Directions — Repeat all of the material below exactly as written, images excluded.

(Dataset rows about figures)
_ _ _
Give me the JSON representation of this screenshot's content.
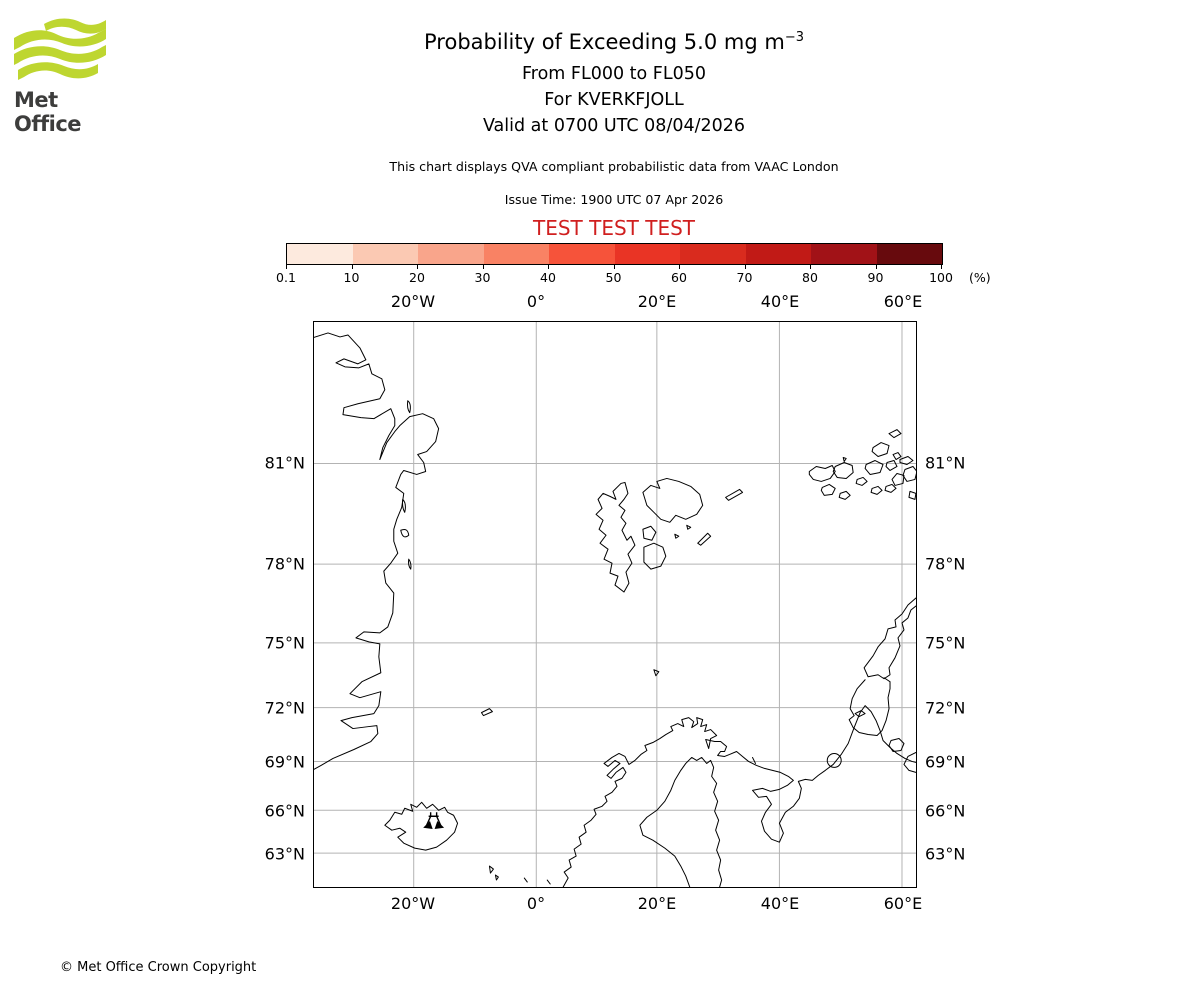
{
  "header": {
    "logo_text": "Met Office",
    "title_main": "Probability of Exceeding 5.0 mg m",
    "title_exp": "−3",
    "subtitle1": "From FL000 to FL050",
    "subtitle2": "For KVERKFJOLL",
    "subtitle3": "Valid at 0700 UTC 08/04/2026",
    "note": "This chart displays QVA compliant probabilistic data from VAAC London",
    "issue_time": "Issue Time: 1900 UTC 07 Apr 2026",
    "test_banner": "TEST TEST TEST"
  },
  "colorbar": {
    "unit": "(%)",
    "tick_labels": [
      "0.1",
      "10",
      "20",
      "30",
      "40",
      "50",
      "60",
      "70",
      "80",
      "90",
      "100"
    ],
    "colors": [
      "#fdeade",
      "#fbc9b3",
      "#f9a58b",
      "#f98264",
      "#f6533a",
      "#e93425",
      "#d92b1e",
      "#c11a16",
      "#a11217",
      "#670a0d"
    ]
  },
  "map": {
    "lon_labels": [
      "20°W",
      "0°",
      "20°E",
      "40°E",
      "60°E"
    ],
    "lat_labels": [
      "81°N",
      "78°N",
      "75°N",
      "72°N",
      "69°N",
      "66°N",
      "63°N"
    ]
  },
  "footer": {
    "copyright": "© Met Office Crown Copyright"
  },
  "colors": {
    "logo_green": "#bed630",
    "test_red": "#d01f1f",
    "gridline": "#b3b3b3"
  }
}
_ _ _
Written solution —
Give me the JSON representation of this screenshot's content.
{
  "header": {
    "logo_text": "Met Office",
    "title_main": "Probability of Exceeding 5.0 mg m",
    "title_exp": "−3",
    "subtitle1": "From FL000 to FL050",
    "subtitle2": "For KVERKFJOLL",
    "subtitle3": "Valid at 0700 UTC 08/04/2026",
    "note": "This chart displays QVA compliant probabilistic data from VAAC London",
    "issue_time": "Issue Time: 1900 UTC 07 Apr 2026",
    "test_banner": "TEST TEST TEST"
  },
  "colorbar": {
    "unit": "(%)",
    "tick_labels": [
      "0.1",
      "10",
      "20",
      "30",
      "40",
      "50",
      "60",
      "70",
      "80",
      "90",
      "100"
    ],
    "colors": [
      "#fdeade",
      "#fbc9b3",
      "#f9a58b",
      "#f98264",
      "#f6533a",
      "#e93425",
      "#d92b1e",
      "#c11a16",
      "#a11217",
      "#670a0d"
    ]
  },
  "map": {
    "lon_labels": [
      "20°W",
      "0°",
      "20°E",
      "40°E",
      "60°E"
    ],
    "lat_labels": [
      "81°N",
      "78°N",
      "75°N",
      "72°N",
      "69°N",
      "66°N",
      "63°N"
    ]
  },
  "footer": {
    "copyright": "© Met Office Crown Copyright"
  },
  "colors": {
    "logo_green": "#bed630",
    "test_red": "#d01f1f",
    "gridline": "#b3b3b3"
  }
}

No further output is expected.